Data entries:
▼

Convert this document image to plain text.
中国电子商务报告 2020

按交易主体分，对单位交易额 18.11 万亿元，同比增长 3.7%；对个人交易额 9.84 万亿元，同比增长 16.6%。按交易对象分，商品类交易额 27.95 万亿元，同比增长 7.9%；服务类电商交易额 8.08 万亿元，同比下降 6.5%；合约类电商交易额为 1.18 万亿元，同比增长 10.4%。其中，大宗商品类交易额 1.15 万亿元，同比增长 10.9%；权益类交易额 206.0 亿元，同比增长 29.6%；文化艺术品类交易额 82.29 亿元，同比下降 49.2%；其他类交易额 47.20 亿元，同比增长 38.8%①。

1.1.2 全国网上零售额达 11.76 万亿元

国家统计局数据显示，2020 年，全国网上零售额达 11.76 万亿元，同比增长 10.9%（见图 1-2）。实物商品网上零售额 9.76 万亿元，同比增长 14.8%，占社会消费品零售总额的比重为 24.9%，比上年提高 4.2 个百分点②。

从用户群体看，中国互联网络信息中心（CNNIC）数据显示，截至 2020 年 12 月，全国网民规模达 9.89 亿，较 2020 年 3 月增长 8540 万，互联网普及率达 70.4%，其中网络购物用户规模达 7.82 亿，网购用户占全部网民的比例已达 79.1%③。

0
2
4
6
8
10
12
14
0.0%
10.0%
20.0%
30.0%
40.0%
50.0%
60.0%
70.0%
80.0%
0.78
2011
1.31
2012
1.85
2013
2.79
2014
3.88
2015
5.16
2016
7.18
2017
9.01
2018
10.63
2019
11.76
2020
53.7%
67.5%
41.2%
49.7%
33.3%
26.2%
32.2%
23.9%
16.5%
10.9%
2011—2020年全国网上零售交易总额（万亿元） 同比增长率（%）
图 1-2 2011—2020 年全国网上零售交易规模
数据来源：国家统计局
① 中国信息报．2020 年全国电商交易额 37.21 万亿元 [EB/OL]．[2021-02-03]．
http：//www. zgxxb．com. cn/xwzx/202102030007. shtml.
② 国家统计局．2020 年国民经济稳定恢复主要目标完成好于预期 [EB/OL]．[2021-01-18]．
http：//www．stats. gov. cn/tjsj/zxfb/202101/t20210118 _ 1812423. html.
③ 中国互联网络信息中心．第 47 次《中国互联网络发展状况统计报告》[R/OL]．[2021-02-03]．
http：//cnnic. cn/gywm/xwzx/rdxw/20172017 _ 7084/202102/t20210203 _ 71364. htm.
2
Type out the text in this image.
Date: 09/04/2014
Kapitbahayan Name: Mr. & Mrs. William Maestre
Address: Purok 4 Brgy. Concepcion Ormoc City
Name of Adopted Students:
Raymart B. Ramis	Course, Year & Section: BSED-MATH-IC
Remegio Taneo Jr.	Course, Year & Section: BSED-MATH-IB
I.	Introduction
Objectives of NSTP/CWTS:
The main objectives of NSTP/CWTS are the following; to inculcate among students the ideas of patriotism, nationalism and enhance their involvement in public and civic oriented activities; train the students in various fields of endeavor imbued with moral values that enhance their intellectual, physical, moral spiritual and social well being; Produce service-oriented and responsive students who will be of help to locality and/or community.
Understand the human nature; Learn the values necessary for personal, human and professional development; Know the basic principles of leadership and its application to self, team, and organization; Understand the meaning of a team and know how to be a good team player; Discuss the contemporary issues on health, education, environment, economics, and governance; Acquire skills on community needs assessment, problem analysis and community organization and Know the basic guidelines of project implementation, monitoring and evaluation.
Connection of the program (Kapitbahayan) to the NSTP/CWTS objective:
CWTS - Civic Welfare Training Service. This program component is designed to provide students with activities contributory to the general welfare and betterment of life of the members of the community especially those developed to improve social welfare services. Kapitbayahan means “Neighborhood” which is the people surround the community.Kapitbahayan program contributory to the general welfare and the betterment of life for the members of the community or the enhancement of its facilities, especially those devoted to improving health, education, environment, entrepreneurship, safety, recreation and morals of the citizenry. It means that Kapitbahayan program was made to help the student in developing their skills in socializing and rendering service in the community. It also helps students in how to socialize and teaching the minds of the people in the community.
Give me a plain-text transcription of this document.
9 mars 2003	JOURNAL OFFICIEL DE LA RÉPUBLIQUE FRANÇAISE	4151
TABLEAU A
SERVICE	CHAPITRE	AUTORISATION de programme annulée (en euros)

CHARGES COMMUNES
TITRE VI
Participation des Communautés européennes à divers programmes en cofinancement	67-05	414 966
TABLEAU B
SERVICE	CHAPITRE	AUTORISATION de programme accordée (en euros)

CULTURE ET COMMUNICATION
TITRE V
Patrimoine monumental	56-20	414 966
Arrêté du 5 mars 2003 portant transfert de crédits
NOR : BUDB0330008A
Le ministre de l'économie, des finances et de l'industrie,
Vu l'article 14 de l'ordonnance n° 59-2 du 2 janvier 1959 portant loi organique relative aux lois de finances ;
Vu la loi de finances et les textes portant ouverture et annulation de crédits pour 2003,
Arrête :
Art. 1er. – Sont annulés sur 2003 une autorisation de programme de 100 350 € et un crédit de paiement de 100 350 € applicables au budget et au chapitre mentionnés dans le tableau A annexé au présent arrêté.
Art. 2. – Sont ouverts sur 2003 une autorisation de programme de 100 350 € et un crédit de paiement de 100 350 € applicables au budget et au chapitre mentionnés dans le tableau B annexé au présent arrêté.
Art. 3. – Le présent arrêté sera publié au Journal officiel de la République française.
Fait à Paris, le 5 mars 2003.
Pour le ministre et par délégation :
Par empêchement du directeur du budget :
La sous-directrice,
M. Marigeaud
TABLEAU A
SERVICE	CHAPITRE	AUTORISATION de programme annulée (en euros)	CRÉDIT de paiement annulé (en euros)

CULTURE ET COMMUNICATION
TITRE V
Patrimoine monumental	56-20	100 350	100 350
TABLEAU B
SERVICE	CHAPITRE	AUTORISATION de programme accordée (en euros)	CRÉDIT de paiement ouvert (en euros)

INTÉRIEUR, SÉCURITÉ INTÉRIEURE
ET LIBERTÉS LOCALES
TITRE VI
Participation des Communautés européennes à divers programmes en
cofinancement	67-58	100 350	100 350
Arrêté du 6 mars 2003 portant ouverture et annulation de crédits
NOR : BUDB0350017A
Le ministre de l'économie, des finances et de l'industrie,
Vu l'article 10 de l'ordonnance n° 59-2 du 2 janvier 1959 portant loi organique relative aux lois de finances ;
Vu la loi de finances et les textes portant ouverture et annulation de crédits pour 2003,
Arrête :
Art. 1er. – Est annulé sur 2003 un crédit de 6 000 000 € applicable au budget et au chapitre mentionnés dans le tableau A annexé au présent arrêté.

▲

*Problem description*.
Count the lines in the entries above that include the string "mentionnés", then give only that figure.

*Solved problem*.
3